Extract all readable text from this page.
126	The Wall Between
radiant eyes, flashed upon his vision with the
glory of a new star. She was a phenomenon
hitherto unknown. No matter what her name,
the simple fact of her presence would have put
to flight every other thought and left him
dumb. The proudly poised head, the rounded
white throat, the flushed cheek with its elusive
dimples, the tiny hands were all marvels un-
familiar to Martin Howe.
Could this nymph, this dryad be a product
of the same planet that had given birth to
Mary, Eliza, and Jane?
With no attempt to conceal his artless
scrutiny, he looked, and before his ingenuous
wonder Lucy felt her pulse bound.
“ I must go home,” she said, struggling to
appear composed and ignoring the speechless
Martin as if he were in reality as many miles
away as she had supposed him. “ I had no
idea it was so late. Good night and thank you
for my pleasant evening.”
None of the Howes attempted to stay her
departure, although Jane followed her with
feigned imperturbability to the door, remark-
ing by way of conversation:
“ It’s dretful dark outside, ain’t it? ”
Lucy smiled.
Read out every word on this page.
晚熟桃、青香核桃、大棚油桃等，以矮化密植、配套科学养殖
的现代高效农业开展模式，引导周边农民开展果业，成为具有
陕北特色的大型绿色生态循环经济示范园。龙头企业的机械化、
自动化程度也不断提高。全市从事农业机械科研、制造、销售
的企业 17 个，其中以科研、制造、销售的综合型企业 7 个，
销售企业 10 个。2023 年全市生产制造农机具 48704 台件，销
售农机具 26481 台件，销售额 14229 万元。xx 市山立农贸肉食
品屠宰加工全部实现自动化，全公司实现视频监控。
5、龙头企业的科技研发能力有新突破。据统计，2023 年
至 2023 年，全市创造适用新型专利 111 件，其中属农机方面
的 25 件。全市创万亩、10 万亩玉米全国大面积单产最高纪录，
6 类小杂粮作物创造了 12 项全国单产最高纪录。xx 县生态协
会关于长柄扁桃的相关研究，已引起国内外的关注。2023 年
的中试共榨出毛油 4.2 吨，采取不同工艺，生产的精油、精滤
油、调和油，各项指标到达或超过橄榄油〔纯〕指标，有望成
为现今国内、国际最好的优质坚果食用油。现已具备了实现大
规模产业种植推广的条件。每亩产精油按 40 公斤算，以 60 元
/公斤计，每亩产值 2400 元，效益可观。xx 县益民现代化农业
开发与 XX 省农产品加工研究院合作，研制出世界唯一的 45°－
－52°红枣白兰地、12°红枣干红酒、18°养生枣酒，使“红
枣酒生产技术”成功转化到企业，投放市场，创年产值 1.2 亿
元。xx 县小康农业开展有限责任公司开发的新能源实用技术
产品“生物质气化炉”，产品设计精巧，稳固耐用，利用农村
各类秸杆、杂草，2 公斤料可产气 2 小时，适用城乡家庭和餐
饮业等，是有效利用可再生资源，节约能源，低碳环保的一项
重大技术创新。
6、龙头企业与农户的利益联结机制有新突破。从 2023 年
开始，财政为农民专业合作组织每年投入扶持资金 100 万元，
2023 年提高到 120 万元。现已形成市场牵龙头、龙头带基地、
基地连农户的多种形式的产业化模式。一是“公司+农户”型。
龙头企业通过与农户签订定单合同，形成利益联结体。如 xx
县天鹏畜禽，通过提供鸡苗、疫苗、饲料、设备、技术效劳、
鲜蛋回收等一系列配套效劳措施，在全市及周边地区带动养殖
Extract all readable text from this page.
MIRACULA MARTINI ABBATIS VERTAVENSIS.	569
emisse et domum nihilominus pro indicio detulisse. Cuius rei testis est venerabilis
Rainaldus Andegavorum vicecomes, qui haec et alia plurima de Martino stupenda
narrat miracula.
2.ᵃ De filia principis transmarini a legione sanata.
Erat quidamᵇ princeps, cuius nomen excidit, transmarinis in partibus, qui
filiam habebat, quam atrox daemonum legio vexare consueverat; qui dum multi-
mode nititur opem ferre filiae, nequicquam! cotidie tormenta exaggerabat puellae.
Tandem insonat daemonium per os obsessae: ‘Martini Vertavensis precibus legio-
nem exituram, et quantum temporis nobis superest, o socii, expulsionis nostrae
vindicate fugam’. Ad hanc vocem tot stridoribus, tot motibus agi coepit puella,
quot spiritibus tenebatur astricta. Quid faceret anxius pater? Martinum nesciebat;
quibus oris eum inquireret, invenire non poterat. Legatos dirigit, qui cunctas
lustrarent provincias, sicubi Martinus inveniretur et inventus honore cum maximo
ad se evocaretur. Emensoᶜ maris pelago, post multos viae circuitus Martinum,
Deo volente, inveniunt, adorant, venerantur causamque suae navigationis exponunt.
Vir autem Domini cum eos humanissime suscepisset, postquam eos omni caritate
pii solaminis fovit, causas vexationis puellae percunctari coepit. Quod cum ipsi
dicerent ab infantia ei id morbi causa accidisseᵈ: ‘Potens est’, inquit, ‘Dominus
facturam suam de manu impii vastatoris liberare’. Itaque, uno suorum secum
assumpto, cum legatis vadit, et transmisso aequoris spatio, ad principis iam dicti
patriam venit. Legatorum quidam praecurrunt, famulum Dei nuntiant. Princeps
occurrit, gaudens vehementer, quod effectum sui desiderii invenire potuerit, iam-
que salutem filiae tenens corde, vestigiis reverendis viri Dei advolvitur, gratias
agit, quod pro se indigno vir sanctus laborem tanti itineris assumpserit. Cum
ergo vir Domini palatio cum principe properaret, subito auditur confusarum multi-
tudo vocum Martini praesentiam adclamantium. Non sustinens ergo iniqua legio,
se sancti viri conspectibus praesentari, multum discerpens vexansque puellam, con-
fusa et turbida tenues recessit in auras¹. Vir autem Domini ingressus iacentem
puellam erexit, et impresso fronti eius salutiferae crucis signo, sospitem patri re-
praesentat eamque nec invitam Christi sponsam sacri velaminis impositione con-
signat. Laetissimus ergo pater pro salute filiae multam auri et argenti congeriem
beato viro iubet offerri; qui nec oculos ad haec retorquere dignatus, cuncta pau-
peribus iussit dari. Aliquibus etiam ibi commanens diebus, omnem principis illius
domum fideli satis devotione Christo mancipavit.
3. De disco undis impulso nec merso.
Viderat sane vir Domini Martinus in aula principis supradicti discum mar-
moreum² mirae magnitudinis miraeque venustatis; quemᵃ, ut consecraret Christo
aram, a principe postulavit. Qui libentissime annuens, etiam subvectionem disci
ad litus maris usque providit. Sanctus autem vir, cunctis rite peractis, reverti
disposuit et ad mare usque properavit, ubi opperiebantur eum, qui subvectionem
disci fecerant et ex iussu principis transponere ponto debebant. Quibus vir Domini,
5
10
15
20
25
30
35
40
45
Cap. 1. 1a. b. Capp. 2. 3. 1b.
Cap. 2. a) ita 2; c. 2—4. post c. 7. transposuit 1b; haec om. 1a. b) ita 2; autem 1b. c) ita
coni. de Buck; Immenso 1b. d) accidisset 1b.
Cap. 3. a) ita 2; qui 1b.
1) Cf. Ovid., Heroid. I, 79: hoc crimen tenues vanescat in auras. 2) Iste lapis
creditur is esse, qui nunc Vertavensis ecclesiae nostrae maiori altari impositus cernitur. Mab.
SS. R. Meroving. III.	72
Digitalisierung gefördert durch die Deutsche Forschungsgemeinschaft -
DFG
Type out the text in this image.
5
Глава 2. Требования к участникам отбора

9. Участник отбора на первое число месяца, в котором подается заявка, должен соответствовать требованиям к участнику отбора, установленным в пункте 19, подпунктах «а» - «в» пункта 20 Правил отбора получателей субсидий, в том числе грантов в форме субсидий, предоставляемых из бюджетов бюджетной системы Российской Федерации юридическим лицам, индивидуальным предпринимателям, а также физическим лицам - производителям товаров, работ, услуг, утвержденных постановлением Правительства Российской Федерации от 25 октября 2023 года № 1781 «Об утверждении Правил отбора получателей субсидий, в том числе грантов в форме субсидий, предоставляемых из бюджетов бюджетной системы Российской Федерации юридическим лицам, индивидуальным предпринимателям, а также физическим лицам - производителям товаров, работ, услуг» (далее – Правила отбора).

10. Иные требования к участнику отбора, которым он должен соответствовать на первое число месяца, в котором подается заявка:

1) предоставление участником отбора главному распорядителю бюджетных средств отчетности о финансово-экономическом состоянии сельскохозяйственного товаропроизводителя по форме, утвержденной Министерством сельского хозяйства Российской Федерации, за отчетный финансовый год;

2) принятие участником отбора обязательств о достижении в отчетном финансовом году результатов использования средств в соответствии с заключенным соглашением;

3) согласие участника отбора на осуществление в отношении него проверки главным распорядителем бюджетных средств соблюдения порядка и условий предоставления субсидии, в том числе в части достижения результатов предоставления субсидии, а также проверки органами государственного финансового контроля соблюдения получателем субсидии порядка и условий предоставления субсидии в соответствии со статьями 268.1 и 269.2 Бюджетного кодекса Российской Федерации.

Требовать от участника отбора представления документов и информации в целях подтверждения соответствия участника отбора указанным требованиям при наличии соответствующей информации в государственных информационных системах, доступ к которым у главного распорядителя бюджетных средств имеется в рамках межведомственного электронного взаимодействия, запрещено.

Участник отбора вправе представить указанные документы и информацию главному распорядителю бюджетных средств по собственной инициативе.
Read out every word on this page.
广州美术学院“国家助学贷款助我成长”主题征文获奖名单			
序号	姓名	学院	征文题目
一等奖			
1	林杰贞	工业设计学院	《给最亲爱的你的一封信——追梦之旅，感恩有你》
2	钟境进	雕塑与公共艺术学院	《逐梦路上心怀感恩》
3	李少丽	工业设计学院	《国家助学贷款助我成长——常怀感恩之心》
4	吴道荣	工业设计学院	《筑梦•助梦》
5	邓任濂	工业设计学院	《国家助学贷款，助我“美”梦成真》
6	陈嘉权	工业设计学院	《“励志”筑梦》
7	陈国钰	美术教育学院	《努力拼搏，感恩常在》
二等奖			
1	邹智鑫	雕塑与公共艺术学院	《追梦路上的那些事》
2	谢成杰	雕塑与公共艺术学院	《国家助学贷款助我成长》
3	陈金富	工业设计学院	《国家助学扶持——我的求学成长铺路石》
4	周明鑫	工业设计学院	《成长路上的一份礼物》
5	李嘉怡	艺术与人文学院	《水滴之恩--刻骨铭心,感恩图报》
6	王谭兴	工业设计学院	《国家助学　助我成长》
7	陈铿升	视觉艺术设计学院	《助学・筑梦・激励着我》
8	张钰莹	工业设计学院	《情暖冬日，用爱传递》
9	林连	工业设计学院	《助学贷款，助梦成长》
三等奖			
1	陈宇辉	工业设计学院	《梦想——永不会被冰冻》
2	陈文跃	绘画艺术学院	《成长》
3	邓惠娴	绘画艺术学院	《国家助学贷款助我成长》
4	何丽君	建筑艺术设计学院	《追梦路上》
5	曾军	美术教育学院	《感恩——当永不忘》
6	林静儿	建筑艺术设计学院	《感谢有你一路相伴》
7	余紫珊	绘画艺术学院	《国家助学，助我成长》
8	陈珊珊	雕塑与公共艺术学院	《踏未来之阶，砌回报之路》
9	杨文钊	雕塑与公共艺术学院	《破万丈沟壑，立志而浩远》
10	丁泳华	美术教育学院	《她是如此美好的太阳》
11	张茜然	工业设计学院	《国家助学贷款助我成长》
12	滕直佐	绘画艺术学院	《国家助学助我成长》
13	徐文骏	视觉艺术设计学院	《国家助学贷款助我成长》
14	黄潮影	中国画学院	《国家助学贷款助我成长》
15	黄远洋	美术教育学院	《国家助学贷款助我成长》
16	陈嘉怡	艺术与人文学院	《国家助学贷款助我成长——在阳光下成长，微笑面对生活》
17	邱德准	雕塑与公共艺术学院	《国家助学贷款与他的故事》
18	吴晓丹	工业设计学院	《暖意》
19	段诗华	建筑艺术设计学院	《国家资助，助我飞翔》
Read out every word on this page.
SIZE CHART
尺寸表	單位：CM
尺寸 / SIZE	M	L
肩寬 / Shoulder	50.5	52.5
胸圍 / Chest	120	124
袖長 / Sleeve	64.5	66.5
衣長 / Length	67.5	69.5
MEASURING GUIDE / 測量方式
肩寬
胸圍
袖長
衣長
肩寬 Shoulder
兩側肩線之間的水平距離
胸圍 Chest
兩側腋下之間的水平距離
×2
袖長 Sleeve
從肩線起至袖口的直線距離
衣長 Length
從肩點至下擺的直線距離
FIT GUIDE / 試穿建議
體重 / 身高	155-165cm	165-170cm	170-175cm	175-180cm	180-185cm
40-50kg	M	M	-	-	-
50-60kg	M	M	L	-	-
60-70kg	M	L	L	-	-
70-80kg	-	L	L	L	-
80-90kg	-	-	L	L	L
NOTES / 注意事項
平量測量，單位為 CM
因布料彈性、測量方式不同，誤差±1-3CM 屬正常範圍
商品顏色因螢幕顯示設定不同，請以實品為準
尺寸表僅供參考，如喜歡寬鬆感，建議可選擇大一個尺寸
--------------------------------------------------
**What you have to do**
Search the entries for the word "principe", then gather every line that has it.

**Exercise response**
ergo vir Domini palatio cum principe properaret, subito auditur confusarum multi-
aram, a principe postulavit. Qui libentissime annuens, etiam subvectionem disci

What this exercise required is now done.